§ The task
Filter the lines below and copy only those that contain the string 'ticks', matching its case exactly.

§ Dataset records

******************************

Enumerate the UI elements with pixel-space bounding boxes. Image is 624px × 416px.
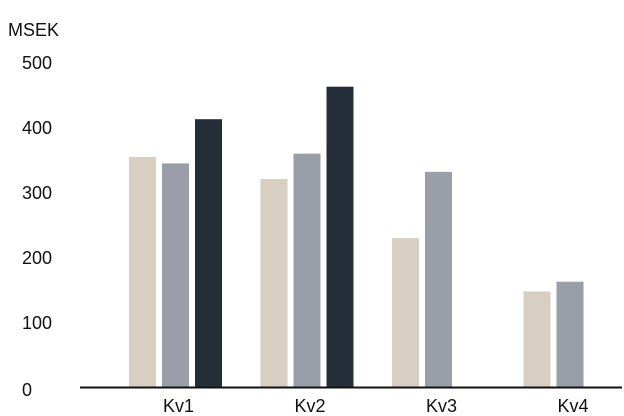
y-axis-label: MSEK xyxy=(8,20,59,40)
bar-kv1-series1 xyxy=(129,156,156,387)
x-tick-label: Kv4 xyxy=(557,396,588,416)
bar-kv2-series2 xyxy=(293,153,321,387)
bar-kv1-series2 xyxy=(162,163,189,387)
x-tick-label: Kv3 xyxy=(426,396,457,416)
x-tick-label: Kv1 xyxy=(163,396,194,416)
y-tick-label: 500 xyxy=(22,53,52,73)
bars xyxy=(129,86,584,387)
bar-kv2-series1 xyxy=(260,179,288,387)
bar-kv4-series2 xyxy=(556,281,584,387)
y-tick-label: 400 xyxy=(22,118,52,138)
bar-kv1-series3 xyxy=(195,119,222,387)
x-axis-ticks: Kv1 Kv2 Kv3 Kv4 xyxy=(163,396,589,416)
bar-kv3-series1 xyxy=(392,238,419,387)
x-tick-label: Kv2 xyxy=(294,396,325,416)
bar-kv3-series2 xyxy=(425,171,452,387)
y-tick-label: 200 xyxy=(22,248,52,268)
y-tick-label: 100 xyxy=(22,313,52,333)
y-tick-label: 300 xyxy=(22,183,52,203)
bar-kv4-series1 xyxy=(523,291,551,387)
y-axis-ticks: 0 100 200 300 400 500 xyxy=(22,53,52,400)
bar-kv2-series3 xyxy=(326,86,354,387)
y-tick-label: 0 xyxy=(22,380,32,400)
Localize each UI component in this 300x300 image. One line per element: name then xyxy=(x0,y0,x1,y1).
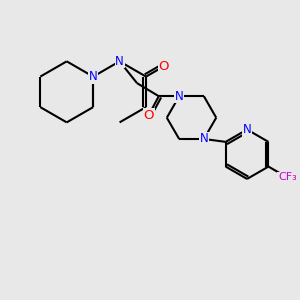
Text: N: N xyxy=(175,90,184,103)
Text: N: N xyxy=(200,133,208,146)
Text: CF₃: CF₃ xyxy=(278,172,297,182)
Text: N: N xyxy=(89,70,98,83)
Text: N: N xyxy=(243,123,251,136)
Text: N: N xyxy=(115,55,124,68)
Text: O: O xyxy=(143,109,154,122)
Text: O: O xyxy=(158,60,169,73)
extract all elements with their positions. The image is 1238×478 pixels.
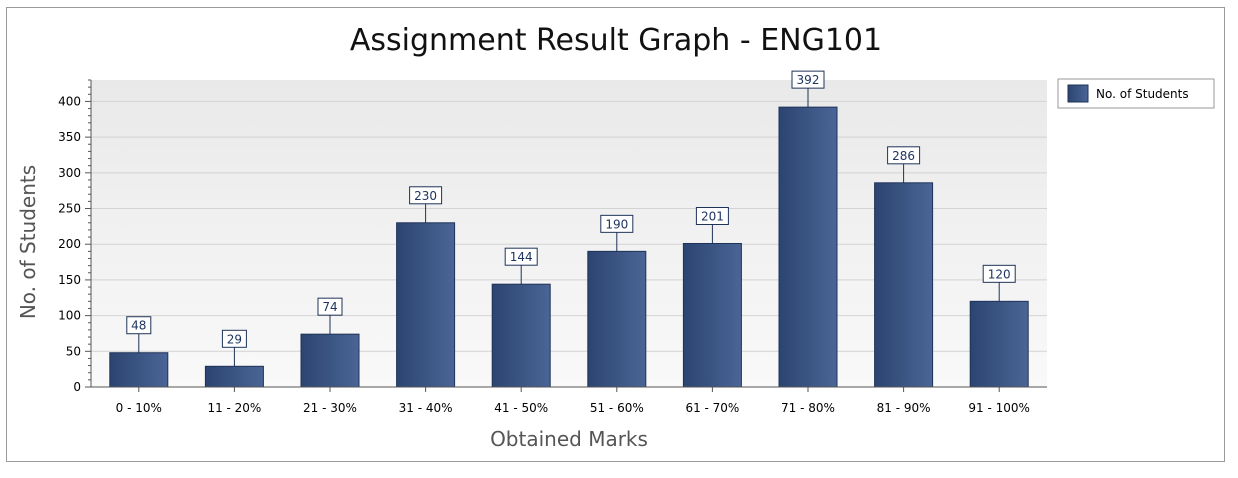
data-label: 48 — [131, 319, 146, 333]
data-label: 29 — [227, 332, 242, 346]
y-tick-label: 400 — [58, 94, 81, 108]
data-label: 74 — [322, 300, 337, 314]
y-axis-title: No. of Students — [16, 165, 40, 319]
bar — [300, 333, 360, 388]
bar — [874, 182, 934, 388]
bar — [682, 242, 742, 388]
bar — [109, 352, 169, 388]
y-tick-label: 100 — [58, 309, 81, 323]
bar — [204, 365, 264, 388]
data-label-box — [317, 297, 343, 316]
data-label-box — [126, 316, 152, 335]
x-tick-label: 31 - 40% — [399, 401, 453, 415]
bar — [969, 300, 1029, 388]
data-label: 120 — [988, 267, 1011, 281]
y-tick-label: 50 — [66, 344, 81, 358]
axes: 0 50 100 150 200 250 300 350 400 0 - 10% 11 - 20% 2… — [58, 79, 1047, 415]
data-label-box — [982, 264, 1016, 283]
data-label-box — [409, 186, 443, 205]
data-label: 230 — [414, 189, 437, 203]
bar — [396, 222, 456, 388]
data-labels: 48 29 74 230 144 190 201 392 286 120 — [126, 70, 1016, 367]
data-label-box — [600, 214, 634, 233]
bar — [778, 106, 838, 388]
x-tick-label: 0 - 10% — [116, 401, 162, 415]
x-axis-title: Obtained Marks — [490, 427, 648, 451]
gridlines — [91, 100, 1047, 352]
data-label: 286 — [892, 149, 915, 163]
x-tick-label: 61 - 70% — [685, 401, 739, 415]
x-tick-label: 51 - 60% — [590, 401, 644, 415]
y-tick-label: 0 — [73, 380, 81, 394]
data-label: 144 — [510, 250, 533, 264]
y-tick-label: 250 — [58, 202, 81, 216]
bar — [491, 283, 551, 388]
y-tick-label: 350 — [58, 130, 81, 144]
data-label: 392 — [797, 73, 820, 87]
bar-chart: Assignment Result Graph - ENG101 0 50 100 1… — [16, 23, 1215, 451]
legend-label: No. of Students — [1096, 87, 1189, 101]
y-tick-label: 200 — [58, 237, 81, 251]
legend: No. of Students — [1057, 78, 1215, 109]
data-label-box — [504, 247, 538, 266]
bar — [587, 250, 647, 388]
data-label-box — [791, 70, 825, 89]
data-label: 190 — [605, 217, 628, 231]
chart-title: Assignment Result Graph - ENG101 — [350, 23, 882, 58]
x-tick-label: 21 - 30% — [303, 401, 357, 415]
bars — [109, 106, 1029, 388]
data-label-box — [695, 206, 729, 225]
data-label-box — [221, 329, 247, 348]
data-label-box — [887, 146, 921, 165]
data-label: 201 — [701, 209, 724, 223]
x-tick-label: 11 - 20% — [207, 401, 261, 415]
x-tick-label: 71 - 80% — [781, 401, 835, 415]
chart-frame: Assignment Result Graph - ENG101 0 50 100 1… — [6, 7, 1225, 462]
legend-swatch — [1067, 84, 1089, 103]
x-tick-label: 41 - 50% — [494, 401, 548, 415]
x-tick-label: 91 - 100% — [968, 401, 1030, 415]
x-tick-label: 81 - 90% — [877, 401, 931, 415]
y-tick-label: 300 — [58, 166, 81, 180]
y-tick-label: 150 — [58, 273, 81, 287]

******************************

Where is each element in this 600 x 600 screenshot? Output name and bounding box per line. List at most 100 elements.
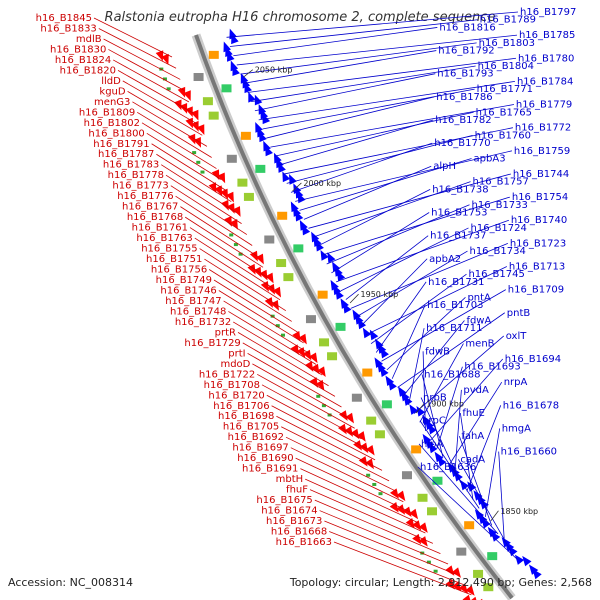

******************************

§ Solved problem
x-axis-ticks: Kv1 Kv2 Kv3 Kv4 xyxy=(163,396,589,416)
y-axis-ticks: 0 100 200 300 400 500 xyxy=(22,53,52,400)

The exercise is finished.